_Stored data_
•••

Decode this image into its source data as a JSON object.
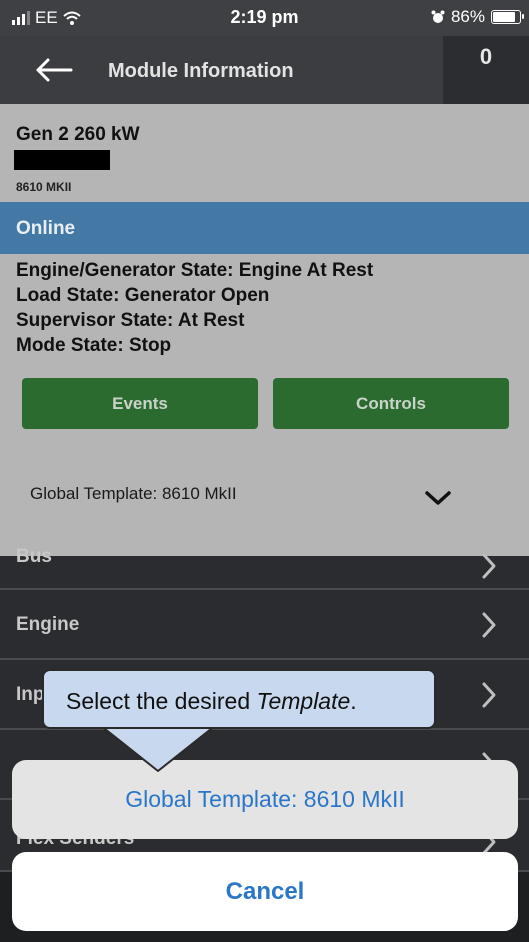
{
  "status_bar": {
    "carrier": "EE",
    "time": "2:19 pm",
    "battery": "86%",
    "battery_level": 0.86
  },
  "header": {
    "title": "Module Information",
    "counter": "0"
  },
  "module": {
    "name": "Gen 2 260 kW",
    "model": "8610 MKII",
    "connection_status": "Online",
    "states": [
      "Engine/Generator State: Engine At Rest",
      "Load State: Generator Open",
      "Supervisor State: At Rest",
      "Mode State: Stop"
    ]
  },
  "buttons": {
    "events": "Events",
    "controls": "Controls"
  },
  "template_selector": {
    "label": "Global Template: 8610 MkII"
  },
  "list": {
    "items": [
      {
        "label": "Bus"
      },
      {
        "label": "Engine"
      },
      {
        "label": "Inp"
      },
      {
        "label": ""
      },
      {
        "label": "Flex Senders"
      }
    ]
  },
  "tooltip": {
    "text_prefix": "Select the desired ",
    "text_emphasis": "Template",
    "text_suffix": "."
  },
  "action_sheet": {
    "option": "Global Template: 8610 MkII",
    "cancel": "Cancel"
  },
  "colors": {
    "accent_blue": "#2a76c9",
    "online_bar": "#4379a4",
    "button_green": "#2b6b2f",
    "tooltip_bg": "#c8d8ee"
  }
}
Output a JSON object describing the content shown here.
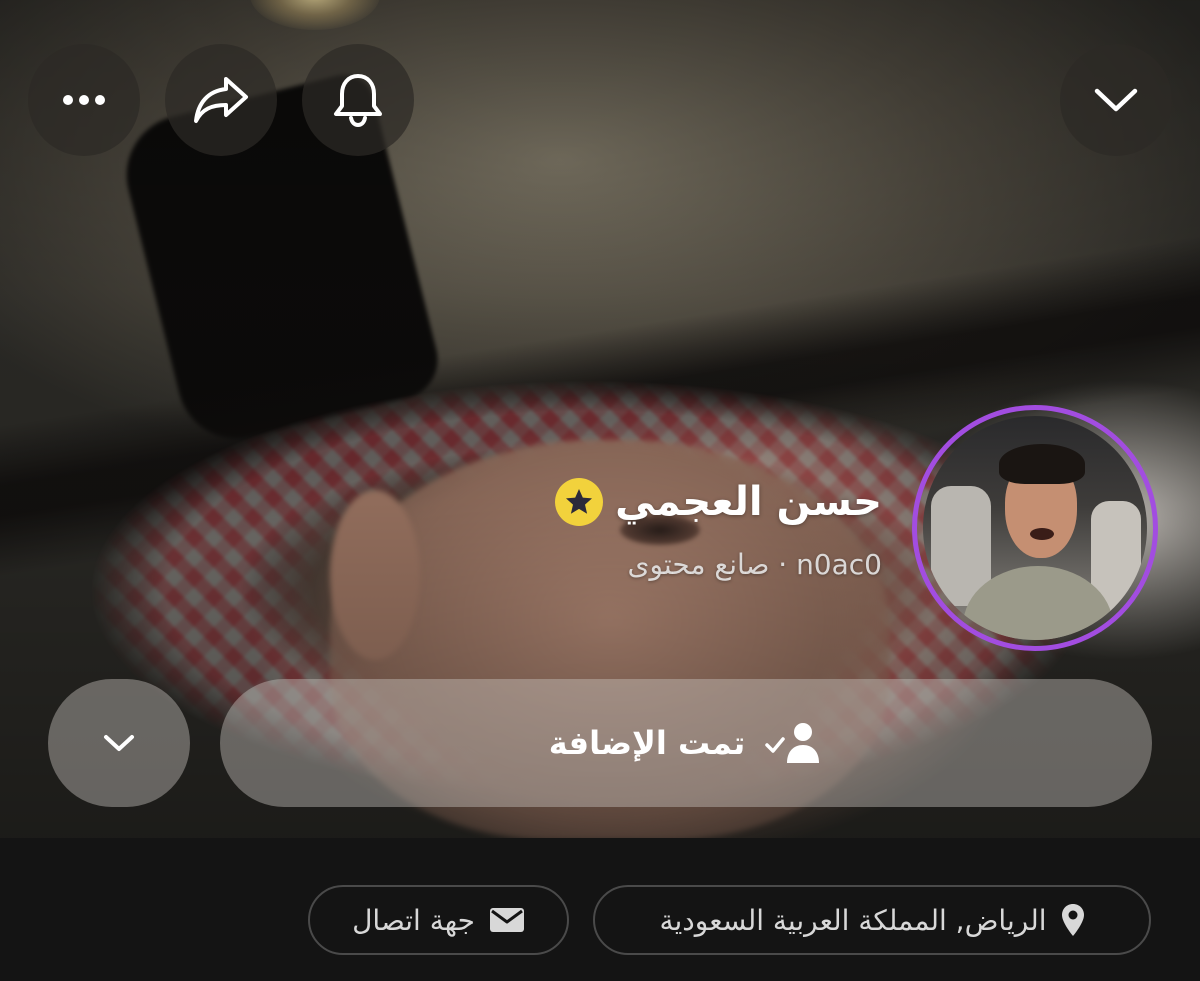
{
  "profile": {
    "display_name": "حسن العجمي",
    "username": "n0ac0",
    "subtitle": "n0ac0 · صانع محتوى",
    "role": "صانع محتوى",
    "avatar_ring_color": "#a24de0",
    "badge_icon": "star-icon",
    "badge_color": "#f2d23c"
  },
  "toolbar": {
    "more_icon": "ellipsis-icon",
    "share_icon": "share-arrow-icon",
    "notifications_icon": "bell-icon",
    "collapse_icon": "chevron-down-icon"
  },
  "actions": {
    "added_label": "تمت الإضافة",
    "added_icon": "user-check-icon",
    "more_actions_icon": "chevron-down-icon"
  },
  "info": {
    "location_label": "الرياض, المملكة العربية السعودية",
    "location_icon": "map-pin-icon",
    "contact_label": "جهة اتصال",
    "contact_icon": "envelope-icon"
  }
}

•••

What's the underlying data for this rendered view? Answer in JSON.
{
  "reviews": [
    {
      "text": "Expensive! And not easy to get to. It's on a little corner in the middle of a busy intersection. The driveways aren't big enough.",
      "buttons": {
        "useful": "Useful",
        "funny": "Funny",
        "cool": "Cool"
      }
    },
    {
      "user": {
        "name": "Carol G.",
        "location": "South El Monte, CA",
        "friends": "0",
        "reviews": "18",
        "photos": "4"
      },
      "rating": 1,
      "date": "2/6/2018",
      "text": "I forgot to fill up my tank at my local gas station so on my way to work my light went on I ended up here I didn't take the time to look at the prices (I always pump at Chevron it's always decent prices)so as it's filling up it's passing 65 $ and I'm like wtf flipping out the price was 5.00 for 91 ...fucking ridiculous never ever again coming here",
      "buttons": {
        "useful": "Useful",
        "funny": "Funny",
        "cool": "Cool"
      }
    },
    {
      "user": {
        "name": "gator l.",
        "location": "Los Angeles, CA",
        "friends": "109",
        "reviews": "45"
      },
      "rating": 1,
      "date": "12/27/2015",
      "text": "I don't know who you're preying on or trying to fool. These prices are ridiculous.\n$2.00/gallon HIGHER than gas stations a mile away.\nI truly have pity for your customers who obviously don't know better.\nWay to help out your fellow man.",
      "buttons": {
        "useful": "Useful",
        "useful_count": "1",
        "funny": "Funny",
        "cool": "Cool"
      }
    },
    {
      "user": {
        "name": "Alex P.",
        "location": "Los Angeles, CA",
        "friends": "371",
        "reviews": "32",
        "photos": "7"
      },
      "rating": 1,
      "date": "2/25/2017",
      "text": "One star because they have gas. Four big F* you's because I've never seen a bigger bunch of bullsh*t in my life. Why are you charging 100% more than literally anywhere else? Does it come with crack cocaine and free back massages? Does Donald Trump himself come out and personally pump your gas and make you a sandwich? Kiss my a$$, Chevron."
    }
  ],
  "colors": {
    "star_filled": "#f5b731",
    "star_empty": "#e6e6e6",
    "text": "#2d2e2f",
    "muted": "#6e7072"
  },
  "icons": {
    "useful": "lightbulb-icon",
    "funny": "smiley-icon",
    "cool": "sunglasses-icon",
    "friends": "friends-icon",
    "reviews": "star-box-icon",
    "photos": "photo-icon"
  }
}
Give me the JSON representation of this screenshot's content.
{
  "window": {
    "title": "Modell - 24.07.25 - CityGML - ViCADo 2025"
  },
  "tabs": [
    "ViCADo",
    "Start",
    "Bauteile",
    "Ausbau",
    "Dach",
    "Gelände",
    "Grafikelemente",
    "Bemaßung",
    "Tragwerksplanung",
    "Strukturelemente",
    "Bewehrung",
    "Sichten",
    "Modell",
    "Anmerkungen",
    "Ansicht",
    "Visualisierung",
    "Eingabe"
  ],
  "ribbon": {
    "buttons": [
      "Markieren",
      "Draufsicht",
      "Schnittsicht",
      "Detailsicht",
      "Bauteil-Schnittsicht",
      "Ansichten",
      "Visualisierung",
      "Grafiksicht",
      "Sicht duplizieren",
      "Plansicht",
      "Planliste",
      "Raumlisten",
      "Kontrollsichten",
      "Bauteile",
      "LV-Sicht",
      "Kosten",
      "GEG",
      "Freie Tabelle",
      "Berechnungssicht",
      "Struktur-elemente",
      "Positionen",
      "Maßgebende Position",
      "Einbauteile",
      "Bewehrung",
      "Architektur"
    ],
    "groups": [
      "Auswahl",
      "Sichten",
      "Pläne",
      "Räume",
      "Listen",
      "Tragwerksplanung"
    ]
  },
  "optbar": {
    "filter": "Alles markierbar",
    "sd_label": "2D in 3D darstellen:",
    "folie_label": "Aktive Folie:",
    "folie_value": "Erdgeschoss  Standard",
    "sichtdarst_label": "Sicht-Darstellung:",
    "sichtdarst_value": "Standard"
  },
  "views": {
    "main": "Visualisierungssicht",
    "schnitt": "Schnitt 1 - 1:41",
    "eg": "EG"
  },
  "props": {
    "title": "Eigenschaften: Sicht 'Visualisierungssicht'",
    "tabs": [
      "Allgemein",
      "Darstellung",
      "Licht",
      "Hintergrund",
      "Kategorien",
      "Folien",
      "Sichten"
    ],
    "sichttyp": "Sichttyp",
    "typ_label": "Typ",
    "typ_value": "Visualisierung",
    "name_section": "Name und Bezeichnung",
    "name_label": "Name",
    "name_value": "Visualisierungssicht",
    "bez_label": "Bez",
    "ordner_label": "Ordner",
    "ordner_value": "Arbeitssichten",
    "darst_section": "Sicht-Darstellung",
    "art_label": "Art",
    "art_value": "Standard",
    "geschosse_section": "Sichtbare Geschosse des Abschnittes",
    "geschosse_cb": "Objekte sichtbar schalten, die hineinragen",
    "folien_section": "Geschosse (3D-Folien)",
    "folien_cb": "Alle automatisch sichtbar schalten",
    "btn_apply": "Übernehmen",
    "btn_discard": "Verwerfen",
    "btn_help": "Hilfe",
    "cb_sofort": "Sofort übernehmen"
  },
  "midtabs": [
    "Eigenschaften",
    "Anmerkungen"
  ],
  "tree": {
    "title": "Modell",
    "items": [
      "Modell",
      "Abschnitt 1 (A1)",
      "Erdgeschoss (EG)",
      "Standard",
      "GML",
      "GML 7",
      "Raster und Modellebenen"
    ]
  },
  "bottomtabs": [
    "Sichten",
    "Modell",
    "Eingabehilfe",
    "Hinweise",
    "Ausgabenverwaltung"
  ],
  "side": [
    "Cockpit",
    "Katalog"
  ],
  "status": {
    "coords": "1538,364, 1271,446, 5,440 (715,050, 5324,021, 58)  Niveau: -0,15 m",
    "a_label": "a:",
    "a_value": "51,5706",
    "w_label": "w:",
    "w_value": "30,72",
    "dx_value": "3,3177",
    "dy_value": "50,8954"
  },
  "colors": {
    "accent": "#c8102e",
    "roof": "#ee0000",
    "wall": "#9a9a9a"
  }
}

•••

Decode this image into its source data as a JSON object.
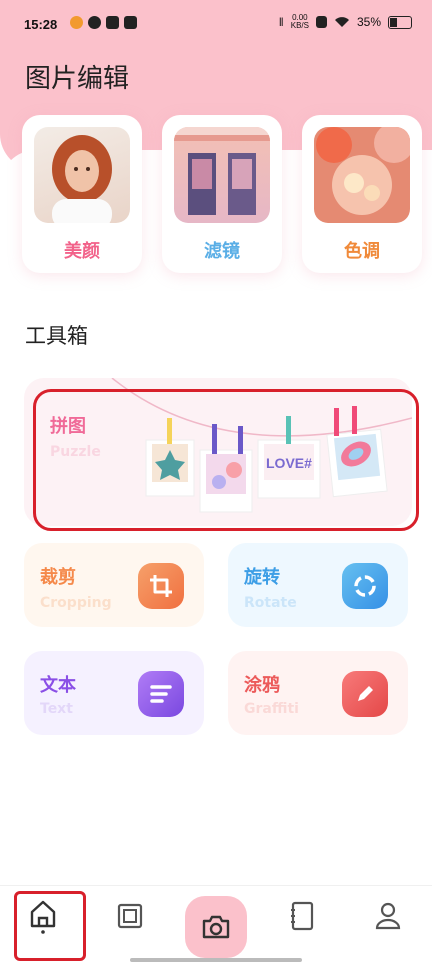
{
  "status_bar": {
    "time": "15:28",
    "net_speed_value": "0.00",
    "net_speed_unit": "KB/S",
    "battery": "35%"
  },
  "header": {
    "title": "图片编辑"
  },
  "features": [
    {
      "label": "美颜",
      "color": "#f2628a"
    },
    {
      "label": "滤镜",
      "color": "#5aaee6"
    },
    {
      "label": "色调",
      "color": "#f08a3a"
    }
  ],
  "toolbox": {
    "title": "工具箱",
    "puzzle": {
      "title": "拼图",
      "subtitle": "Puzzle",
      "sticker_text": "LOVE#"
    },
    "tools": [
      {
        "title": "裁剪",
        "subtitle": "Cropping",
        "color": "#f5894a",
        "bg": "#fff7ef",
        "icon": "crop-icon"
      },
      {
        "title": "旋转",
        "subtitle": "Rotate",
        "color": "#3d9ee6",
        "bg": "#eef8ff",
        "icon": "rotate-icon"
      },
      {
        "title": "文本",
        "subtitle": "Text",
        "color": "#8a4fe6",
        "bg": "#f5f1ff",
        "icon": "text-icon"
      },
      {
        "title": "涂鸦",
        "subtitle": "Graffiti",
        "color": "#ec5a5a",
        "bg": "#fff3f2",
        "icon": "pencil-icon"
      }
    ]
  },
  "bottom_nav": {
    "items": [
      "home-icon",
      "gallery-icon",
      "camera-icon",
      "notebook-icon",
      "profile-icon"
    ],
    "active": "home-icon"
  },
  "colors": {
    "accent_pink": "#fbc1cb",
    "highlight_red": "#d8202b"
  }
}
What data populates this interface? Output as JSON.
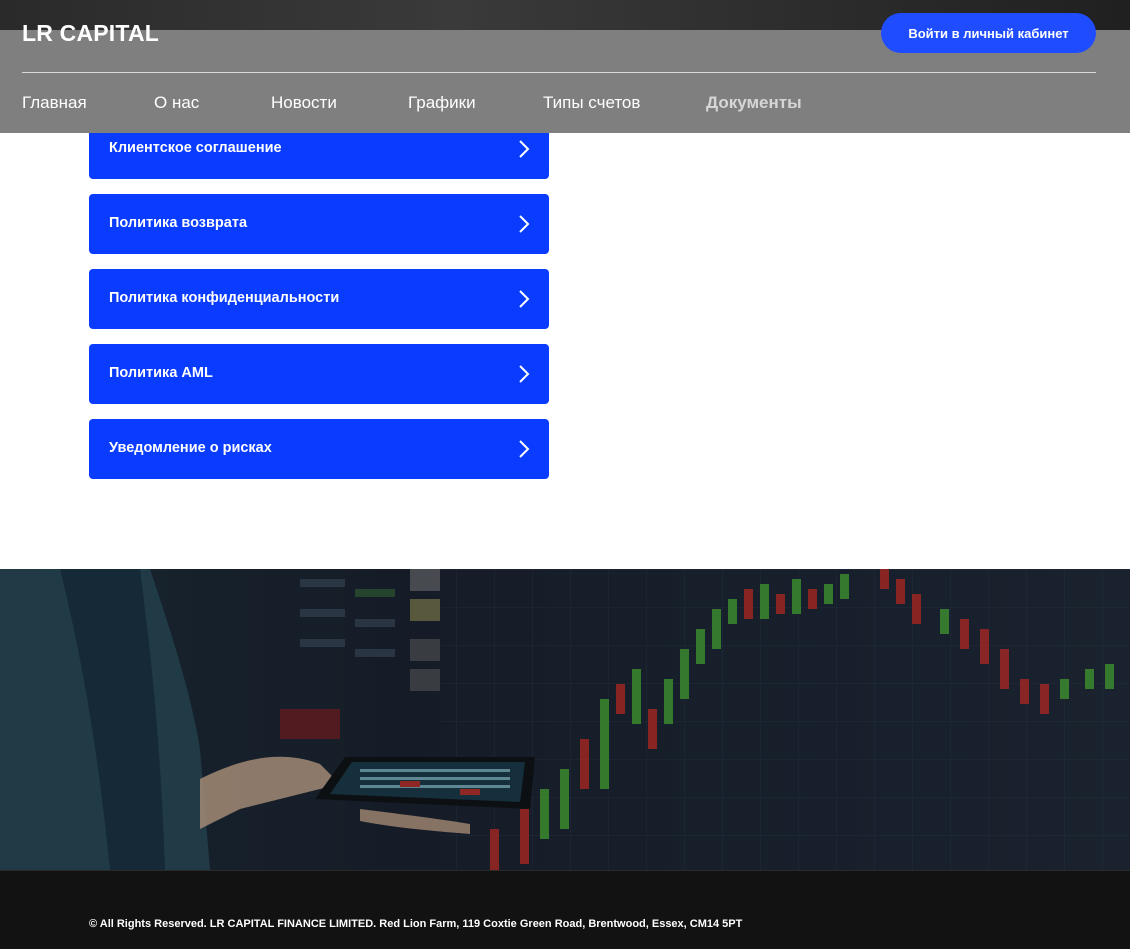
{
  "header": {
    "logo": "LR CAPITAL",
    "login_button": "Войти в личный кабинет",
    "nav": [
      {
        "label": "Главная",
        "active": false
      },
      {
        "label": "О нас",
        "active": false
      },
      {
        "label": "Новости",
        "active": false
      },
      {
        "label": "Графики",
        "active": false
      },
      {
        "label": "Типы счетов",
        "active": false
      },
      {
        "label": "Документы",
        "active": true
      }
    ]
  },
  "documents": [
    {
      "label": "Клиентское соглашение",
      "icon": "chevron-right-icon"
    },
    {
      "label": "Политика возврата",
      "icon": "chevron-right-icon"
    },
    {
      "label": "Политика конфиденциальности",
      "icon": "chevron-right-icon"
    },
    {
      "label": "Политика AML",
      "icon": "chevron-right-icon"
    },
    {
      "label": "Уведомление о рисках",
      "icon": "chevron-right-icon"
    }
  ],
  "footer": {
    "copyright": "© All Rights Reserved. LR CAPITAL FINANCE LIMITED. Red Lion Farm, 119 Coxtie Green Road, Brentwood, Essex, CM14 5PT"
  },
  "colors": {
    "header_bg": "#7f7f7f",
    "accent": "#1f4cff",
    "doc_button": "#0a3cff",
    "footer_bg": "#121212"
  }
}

•••

_Problem requirements_
Find the lines containing "friends" and pull them out.

_The result_
        "friends": "0",
        "friends": "109",
        "friends": "371",
    "friends": "friends-icon",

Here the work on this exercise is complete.